(Stored items from a collection)
- - -
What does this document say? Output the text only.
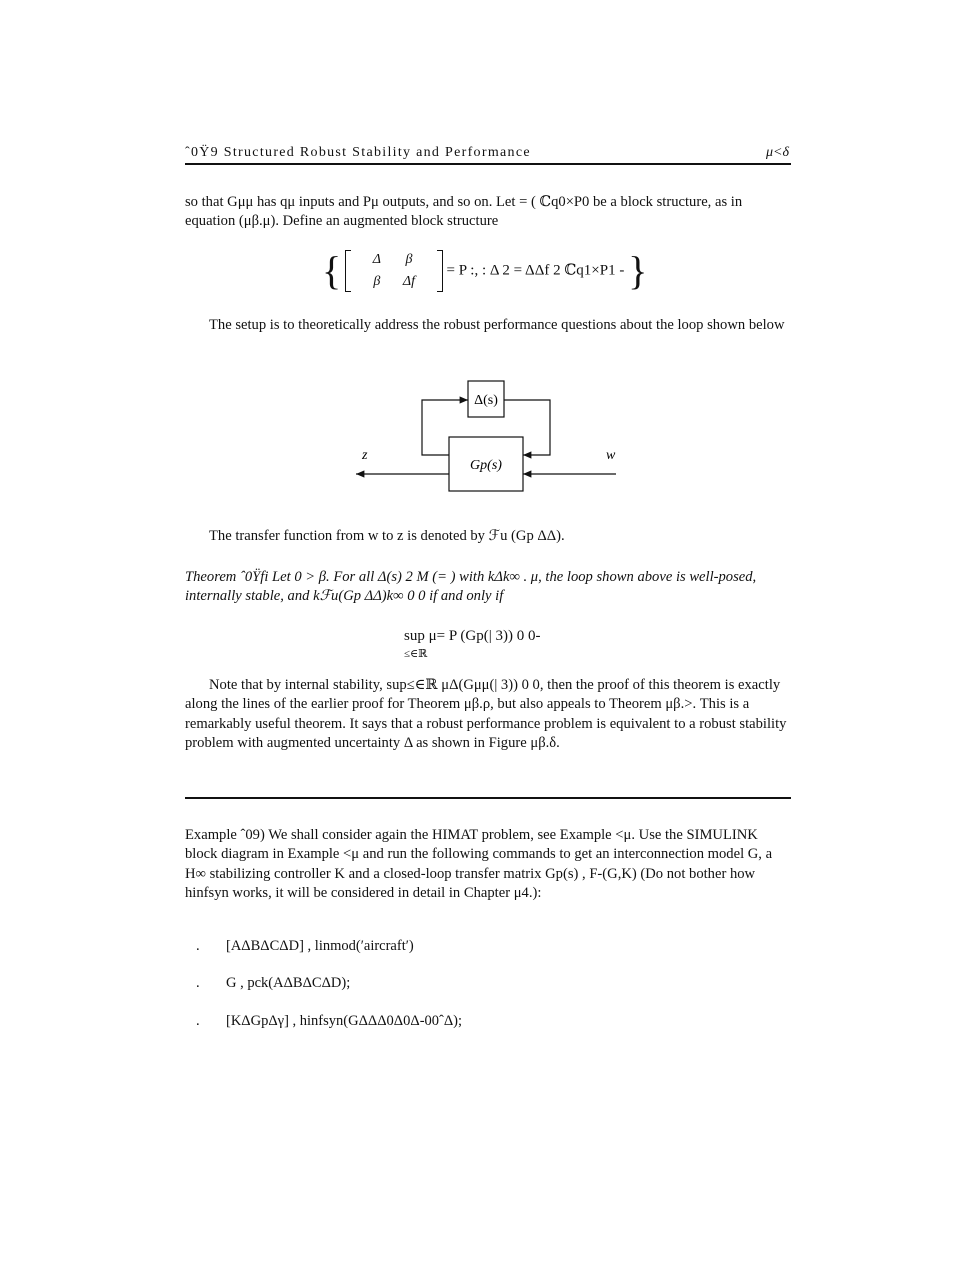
ˆ0Ÿ9 Structured Robust Stability and Performance	μ<δ

so that Gμμ has qμ inputs and Pμ outputs, and so on. Let = ( ℂq0×P0 be a block structure, as in equation (μβ.μ). Define an augmented block structure

{ Δ	β
β	Δf  = P :, : Δ 2 = ΔΔf 2 ℂq1×P1 - }

The setup is to theoretically address the robust performance questions about the loop shown below

Δ(s)
Gp(s)
z	w

The transfer function from w to z is denoted by ℱu (Gp ΔΔ).

Theorem ˆ0Ÿfi Let 0 > β. For all Δ(s) 2 M (= ) with kΔk∞ . μ, the loop shown above is well-posed, internally stable, and kℱu(Gp ΔΔ)k∞ 0 0 if and only if

sup μ= P (Gp(| 3)) 0 0-
≤∈ℝ

Note that by internal stability, sup≤∈ℝ μΔ(Gμμ(| 3)) 0 0, then the proof of this theorem is exactly along the lines of the earlier proof for Theorem μβ.ρ, but also appeals to Theorem μβ.>. This is a remarkably useful theorem. It says that a robust performance problem is equivalent to a robust stability problem with augmented uncertainty Δ as shown in Figure μβ.δ.

Example ˆ09) We shall consider again the HIMAT problem, see Example <μ. Use the SIMULINK block diagram in Example <μ and run the following commands to get an interconnection model G, a H∞ stabilizing controller K and a closed-loop transfer matrix Gp(s) , F-(G,K) (Do not bother how hinfsyn works, it will be considered in detail in Chapter μ4.):

. [AΔBΔCΔD] , linmod(′aircraft′)
. G , pck(AΔBΔCΔD);
. [KΔGpΔγ] , hinfsyn(GΔΔΔ0Δ0Δ-00ˆΔ);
- - -
» **GIVEN INSTRUCTION**:
Each line of the data should be quoted exactly, with pictures left out.

» **RESULT BELOW**:
What does this document say? Output the text only.
ˆ0Ÿ9 Structured Robust Stability and Performance	μ<δ

so that Gμμ has qμ inputs and Pμ outputs, and so on. Let = ( ℂq0×P0 be a block structure, as in equation (μβ.μ). Define an augmented block structure

{ Δ	β
β	Δf  = P :, : Δ 2 = ΔΔf 2 ℂq1×P1 - }

The setup is to theoretically address the robust performance questions about the loop shown below

Δ(s)
Gp(s)
z	w

The transfer function from w to z is denoted by ℱu (Gp ΔΔ).

Theorem ˆ0Ÿfi Let 0 > β. For all Δ(s) 2 M (= ) with kΔk∞ . μ, the loop shown above is well-posed, internally stable, and kℱu(Gp ΔΔ)k∞ 0 0 if and only if

sup μ= P (Gp(| 3)) 0 0-
≤∈ℝ

Note that by internal stability, sup≤∈ℝ μΔ(Gμμ(| 3)) 0 0, then the proof of this theorem is exactly along the lines of the earlier proof for Theorem μβ.ρ, but also appeals to Theorem μβ.>. This is a remarkably useful theorem. It says that a robust performance problem is equivalent to a robust stability problem with augmented uncertainty Δ as shown in Figure μβ.δ.

Example ˆ09) We shall consider again the HIMAT problem, see Example <μ. Use the SIMULINK block diagram in Example <μ and run the following commands to get an interconnection model G, a H∞ stabilizing controller K and a closed-loop transfer matrix Gp(s) , F-(G,K) (Do not bother how hinfsyn works, it will be considered in detail in Chapter μ4.):

. [AΔBΔCΔD] , linmod(′aircraft′)
. G , pck(AΔBΔCΔD);
. [KΔGpΔγ] , hinfsyn(GΔΔΔ0Δ0Δ-00ˆΔ);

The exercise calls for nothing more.